THE EXERCISE: Find each line containing the string "name" and return it.

-- START EXTRACTED DATA --

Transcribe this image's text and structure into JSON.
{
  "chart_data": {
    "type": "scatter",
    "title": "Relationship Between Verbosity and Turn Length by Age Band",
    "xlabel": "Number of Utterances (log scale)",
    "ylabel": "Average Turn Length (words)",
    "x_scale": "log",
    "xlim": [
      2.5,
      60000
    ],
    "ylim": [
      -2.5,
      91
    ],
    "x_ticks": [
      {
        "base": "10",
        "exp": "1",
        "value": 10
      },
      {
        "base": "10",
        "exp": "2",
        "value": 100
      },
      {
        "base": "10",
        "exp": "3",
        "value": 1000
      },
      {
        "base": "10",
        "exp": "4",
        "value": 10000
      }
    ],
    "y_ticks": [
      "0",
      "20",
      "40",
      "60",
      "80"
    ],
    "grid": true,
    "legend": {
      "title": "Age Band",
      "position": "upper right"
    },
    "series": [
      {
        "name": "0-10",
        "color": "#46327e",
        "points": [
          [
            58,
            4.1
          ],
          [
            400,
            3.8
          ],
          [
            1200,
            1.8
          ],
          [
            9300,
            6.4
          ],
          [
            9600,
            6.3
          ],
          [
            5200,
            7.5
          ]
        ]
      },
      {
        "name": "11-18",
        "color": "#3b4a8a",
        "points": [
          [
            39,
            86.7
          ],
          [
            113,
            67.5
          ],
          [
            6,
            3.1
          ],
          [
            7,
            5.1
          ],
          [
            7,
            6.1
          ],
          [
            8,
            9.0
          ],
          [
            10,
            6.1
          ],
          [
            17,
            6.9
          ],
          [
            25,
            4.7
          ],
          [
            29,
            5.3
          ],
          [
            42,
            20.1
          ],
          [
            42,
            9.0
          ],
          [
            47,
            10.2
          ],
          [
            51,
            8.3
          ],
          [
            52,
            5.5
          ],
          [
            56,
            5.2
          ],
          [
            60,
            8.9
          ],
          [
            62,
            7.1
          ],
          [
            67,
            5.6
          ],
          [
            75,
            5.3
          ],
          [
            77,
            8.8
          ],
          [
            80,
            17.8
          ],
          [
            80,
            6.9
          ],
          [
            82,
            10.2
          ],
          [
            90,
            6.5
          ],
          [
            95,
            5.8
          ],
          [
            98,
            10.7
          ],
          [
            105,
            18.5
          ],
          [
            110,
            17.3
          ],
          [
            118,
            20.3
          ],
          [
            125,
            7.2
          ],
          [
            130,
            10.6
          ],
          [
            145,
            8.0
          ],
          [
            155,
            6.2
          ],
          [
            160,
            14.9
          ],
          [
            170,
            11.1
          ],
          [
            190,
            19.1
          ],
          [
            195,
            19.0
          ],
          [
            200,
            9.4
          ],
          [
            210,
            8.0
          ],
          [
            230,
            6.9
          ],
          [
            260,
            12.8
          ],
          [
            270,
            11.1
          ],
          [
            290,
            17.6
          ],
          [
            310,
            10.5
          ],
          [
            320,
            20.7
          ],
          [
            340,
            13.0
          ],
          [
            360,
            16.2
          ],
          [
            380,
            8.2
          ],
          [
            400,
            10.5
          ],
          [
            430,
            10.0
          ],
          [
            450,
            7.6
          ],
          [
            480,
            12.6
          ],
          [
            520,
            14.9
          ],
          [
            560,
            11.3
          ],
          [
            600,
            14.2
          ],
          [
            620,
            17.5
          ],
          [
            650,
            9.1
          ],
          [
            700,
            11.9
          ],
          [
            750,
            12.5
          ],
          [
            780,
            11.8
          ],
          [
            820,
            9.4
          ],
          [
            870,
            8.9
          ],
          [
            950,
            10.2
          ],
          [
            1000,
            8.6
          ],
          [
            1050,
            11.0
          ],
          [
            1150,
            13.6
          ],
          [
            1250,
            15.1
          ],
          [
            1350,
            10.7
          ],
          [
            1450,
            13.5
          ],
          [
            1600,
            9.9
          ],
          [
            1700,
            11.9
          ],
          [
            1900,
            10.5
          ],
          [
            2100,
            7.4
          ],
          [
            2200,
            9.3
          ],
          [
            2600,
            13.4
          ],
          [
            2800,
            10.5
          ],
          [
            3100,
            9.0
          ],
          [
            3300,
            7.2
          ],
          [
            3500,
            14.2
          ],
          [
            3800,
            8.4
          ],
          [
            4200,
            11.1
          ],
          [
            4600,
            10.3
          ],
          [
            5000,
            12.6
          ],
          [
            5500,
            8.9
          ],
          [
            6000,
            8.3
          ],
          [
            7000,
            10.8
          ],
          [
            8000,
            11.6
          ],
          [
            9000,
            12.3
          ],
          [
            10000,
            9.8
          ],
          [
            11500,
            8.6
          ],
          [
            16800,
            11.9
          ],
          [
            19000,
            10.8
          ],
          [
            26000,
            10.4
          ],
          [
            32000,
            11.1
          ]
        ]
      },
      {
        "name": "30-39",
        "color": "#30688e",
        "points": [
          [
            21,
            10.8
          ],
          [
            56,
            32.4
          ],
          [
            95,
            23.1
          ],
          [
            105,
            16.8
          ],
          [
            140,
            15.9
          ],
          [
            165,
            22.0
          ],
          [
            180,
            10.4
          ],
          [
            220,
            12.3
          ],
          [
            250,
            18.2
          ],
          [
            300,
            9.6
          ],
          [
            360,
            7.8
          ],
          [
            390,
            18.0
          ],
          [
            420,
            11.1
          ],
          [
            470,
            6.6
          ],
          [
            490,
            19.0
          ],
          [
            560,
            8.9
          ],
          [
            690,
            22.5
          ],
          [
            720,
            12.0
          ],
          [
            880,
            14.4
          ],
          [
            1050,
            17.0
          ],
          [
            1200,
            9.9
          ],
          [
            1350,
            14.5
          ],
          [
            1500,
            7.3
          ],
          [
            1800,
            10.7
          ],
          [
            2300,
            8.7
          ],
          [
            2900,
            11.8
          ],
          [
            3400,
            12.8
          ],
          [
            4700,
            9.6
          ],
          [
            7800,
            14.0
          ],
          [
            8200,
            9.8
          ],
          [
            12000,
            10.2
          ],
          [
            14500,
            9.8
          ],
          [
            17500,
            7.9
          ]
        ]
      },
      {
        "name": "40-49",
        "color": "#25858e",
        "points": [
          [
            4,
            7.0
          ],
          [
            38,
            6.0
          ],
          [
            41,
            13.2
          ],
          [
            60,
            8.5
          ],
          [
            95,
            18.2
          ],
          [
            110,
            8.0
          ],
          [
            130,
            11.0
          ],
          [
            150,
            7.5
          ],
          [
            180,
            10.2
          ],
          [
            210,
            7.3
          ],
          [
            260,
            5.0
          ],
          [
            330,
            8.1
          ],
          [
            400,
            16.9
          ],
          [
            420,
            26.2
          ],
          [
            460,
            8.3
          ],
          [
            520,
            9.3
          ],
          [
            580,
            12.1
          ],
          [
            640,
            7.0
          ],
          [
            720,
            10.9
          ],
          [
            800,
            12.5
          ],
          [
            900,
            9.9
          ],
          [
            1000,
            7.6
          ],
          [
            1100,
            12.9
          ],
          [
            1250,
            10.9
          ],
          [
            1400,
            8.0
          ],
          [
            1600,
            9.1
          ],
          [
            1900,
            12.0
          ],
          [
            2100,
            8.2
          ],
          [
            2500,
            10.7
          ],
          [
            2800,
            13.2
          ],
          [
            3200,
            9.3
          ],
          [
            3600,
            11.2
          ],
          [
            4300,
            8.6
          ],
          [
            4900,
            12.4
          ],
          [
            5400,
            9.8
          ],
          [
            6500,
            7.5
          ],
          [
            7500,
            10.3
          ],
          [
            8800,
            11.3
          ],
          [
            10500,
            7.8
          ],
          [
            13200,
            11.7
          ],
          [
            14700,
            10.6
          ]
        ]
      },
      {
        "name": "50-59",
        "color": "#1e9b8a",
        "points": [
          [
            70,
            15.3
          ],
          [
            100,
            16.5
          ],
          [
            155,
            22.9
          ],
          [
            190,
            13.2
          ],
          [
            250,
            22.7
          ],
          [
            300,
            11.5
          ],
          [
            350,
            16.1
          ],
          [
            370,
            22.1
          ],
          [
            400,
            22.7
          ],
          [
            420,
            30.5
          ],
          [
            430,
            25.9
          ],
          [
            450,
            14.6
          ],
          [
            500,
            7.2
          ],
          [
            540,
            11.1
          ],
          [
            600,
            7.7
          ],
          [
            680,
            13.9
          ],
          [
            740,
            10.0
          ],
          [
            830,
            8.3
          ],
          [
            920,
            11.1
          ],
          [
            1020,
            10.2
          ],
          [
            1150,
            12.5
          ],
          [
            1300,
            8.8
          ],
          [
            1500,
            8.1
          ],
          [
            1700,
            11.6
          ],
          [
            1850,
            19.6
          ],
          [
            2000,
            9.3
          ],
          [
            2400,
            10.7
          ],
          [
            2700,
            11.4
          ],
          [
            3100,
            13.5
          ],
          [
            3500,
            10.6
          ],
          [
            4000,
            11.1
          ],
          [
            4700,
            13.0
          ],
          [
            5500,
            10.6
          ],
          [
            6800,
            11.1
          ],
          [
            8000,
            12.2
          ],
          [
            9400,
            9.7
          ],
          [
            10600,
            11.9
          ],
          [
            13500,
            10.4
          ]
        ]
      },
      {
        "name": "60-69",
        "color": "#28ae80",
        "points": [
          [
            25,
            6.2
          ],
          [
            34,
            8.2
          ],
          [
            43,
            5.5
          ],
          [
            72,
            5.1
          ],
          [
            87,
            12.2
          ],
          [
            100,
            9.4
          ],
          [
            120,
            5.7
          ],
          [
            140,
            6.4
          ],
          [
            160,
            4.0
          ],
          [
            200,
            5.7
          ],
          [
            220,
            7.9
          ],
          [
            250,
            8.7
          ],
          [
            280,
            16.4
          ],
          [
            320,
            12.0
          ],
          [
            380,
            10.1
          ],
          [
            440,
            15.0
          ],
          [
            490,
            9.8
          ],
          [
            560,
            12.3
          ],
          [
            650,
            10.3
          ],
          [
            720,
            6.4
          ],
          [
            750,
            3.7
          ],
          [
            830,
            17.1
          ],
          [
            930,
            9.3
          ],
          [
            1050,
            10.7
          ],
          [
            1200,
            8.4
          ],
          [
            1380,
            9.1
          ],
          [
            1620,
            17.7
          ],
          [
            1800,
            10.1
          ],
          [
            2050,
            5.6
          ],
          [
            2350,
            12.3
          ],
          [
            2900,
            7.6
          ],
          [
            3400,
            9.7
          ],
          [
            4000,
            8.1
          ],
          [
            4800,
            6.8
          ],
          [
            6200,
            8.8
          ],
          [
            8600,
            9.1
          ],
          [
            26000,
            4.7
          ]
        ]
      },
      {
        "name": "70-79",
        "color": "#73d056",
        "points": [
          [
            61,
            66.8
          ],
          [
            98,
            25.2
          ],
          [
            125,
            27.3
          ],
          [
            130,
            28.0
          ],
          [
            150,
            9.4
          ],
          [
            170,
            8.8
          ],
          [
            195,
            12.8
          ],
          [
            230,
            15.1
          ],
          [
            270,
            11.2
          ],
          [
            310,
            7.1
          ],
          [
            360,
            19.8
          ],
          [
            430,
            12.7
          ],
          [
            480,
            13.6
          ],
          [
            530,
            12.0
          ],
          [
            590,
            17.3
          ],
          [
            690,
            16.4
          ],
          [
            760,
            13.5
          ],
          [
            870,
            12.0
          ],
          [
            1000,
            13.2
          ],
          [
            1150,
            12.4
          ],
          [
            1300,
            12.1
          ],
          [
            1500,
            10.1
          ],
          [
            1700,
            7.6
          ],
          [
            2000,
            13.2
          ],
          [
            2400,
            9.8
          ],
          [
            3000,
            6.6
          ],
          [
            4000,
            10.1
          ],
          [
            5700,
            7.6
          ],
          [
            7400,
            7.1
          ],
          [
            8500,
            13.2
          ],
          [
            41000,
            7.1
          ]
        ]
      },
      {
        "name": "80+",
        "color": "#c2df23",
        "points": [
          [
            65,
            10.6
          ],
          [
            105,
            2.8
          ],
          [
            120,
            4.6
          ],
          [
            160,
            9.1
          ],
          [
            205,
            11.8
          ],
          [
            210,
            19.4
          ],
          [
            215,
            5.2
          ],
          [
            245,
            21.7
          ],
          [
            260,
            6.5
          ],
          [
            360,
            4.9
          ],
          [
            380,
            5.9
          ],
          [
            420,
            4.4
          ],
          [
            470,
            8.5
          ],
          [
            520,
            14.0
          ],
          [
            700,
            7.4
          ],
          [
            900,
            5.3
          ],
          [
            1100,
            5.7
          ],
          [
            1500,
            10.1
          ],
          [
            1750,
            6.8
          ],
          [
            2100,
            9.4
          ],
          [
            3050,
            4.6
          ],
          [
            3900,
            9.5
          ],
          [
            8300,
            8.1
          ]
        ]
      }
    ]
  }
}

-- END EXTRACTED DATA --

CORRECT OUTPUT:
        "name": "0-10",
        "name": "11-18",
        "name": "30-39",
        "name": "40-49",
        "name": "50-59",
        "name": "60-69",
        "name": "70-79",
        "name": "80+",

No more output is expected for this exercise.